=== Data in this exercise ===
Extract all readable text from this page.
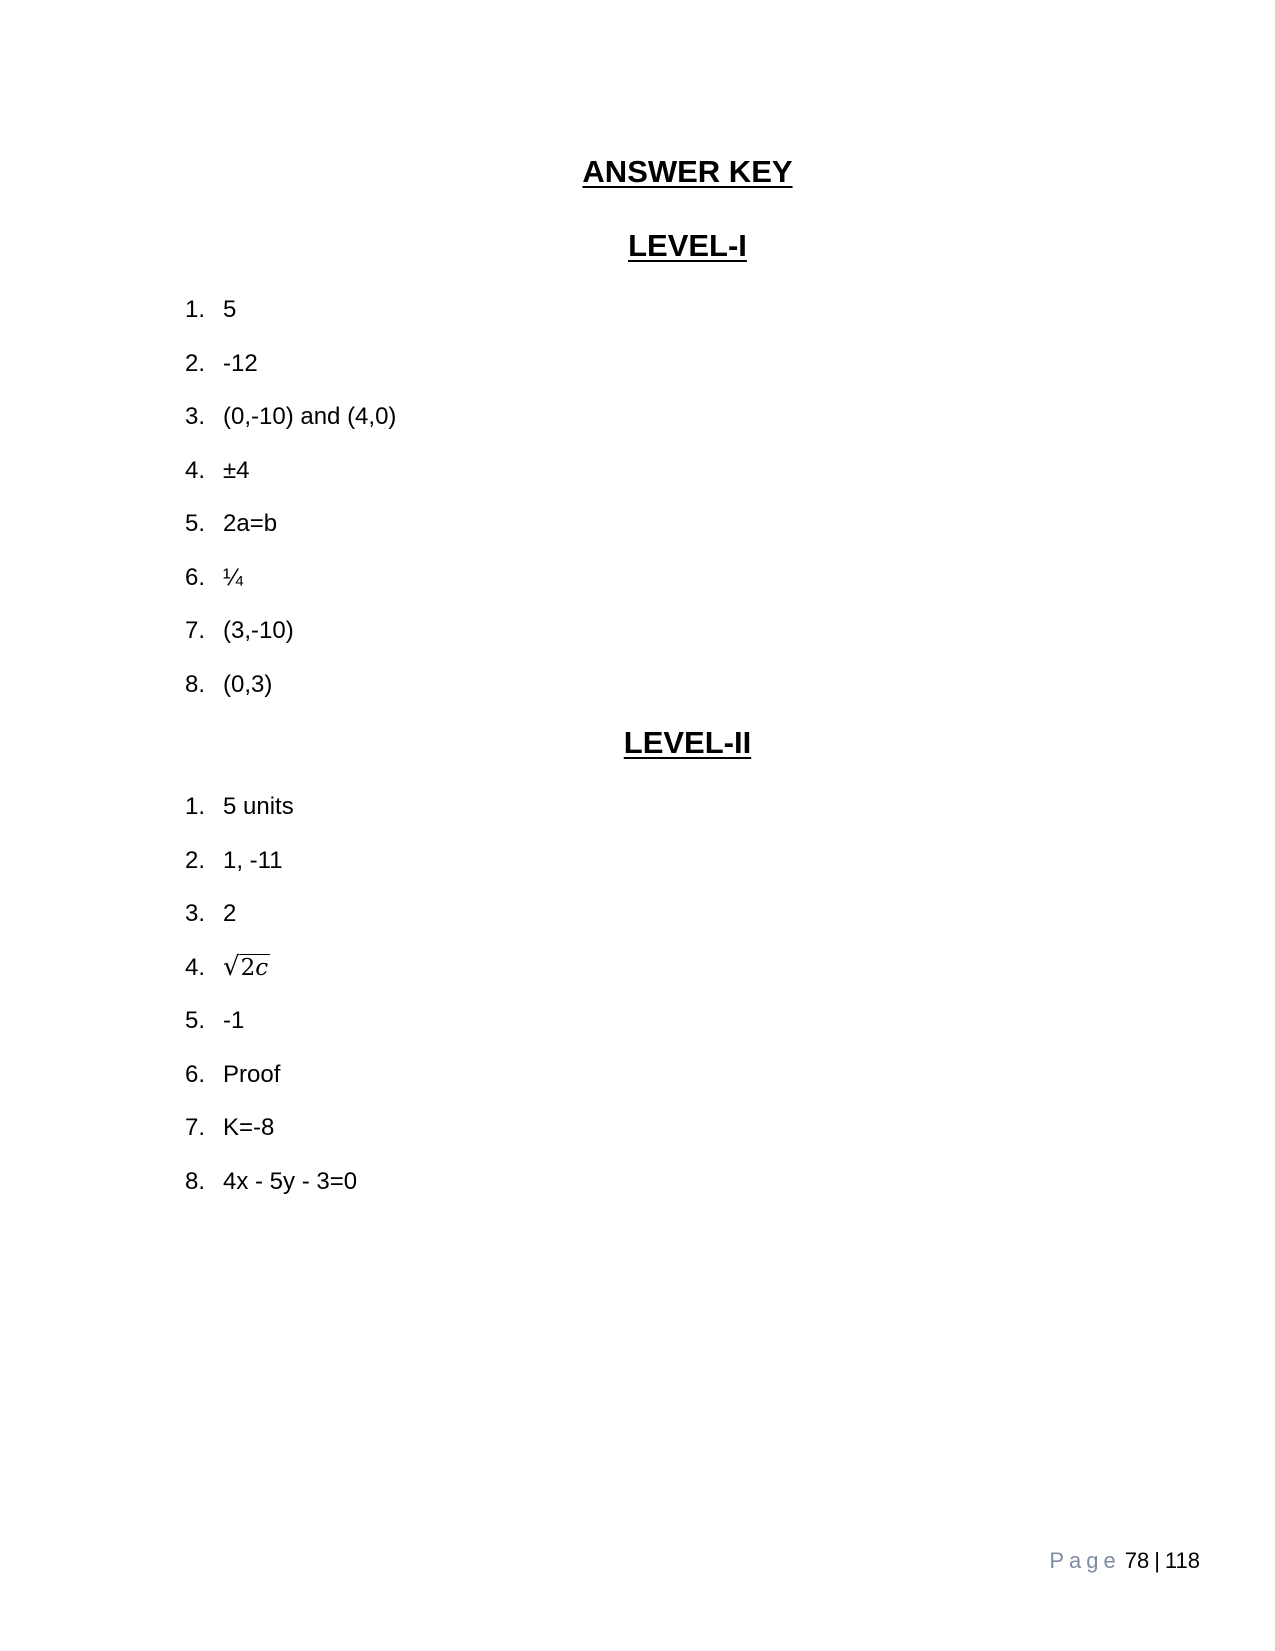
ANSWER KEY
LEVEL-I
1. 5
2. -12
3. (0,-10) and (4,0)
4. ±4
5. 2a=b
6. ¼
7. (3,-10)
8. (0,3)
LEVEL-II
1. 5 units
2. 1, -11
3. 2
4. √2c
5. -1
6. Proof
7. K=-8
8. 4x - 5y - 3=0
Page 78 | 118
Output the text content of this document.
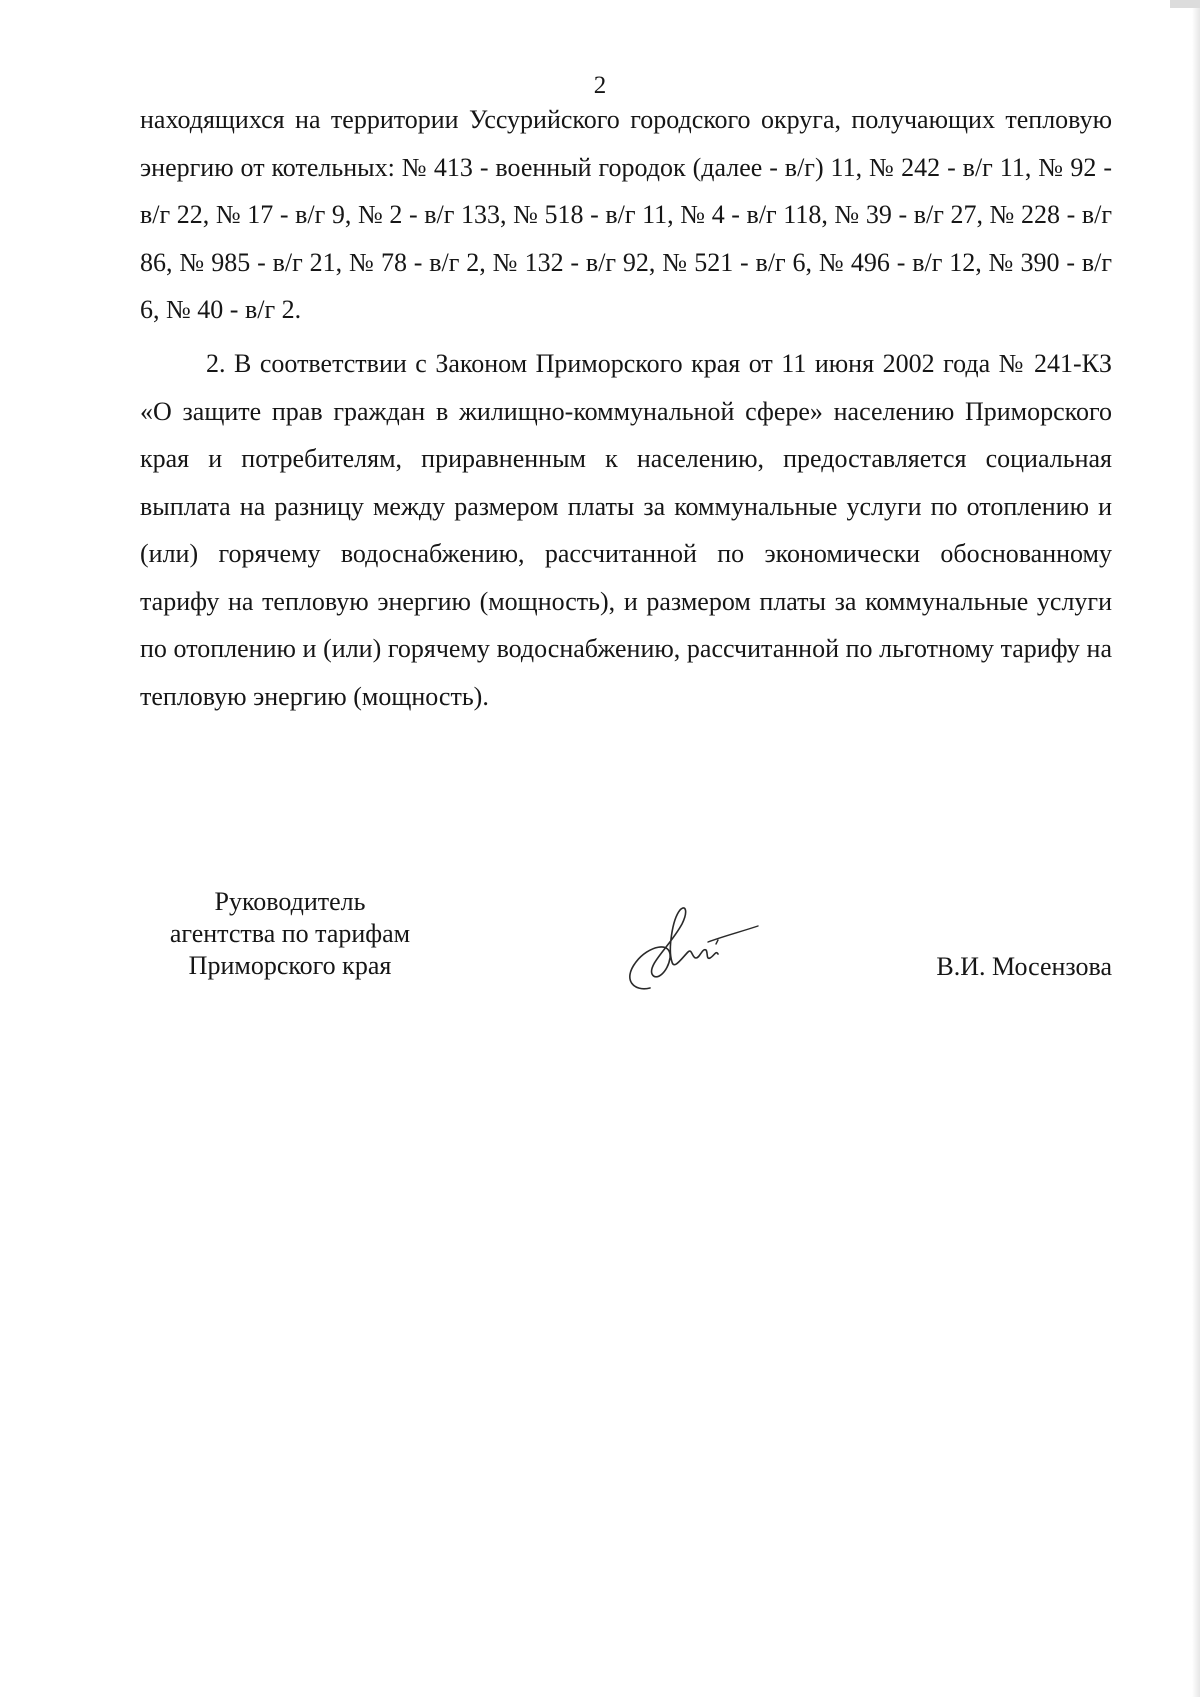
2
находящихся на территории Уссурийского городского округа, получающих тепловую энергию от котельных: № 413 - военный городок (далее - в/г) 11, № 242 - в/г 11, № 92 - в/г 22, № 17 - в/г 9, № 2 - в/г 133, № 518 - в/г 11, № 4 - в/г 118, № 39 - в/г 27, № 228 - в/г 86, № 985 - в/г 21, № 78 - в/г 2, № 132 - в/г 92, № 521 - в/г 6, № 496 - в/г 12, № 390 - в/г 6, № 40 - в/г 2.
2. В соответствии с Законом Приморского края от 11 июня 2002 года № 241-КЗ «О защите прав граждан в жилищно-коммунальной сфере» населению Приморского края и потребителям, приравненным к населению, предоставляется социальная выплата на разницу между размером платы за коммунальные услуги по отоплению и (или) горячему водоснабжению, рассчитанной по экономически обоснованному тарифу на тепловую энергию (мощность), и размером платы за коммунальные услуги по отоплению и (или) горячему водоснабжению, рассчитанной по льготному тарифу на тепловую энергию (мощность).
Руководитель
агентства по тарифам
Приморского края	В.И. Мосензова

=== Job ===
Each entry above should be reproduced exactly, with the pictures removed.

=== Answer to this problem ===
Extract all readable text from this page.
ANSWER KEY
LEVEL-I
1. 5
2. -12
3. (0,-10) and (4,0)
4. ±4
5. 2a=b
6. ¼
7. (3,-10)
8. (0,3)
LEVEL-II
1. 5 units
2. 1, -11
3. 2
4. √2c
5. -1
6. Proof
7. K=-8
8. 4x - 5y - 3=0
Page 78 | 118
Output the text content of this document.
2
находящихся на территории Уссурийского городского округа, получающих тепловую энергию от котельных: № 413 - военный городок (далее - в/г) 11, № 242 - в/г 11, № 92 - в/г 22, № 17 - в/г 9, № 2 - в/г 133, № 518 - в/г 11, № 4 - в/г 118, № 39 - в/г 27, № 228 - в/г 86, № 985 - в/г 21, № 78 - в/г 2, № 132 - в/г 92, № 521 - в/г 6, № 496 - в/г 12, № 390 - в/г 6, № 40 - в/г 2.
2. В соответствии с Законом Приморского края от 11 июня 2002 года № 241-КЗ «О защите прав граждан в жилищно-коммунальной сфере» населению Приморского края и потребителям, приравненным к населению, предоставляется социальная выплата на разницу между размером платы за коммунальные услуги по отоплению и (или) горячему водоснабжению, рассчитанной по экономически обоснованному тарифу на тепловую энергию (мощность), и размером платы за коммунальные услуги по отоплению и (или) горячему водоснабжению, рассчитанной по льготному тарифу на тепловую энергию (мощность).
Руководитель
агентства по тарифам
Приморского края	В.И. Мосензова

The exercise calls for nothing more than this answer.